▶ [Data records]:
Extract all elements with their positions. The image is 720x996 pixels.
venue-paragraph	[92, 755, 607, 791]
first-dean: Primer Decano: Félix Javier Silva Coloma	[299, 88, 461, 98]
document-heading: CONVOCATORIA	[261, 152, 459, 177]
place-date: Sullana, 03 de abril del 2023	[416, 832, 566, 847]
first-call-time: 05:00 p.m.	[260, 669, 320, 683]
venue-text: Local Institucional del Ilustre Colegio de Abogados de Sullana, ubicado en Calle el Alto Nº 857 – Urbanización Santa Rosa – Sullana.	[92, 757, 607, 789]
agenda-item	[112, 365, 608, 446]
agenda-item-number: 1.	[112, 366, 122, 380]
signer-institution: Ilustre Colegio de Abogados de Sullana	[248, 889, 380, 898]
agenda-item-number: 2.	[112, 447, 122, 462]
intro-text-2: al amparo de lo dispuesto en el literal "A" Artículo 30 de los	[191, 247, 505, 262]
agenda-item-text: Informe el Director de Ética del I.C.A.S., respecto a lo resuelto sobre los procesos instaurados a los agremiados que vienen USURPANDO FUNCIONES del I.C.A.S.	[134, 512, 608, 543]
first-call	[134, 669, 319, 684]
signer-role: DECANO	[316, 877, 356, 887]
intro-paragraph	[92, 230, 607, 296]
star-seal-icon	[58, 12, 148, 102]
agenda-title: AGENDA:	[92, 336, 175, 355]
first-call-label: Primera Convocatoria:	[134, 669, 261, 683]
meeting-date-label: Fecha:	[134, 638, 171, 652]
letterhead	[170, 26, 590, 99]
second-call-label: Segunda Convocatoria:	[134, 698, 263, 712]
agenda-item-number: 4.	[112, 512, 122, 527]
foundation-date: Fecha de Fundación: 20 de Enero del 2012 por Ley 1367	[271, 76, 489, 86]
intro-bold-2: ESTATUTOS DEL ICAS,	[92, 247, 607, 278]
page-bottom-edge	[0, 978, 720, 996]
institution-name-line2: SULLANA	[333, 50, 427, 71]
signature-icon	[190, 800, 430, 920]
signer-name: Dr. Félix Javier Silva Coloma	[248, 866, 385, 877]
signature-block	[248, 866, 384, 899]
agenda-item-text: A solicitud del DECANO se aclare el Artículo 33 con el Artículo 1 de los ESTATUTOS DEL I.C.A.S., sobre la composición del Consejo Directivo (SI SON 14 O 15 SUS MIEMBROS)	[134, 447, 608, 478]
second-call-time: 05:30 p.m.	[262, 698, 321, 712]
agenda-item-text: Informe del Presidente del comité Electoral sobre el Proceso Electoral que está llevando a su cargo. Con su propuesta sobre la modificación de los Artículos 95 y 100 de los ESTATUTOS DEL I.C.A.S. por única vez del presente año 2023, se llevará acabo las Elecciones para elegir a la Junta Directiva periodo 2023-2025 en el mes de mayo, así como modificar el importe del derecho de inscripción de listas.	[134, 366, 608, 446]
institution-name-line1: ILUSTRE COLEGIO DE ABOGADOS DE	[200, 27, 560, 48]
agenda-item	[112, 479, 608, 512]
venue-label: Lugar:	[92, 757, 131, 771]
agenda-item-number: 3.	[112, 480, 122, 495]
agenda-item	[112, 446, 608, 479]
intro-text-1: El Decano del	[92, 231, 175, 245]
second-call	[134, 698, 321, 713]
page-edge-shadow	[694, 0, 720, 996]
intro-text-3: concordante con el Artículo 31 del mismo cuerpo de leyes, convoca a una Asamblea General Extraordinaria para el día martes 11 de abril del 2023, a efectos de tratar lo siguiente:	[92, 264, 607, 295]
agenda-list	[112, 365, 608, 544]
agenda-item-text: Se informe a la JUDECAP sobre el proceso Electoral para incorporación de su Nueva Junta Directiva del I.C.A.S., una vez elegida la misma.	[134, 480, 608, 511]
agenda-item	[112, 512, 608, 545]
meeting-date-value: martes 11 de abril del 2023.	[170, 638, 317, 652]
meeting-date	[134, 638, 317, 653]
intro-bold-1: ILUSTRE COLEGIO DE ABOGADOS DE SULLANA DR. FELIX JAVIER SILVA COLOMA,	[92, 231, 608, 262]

▶ [What you have to do]:
Display in full each line of the records above that contains the string "label".

▶ [Finished task]:
first-call-label: Primera Convocatoria:	[134, 669, 261, 683]
meeting-date-label: Fecha:	[134, 638, 171, 652]
second-call-label: Segunda Convocatoria:	[134, 698, 263, 712]
venue-label: Lugar:	[92, 757, 131, 771]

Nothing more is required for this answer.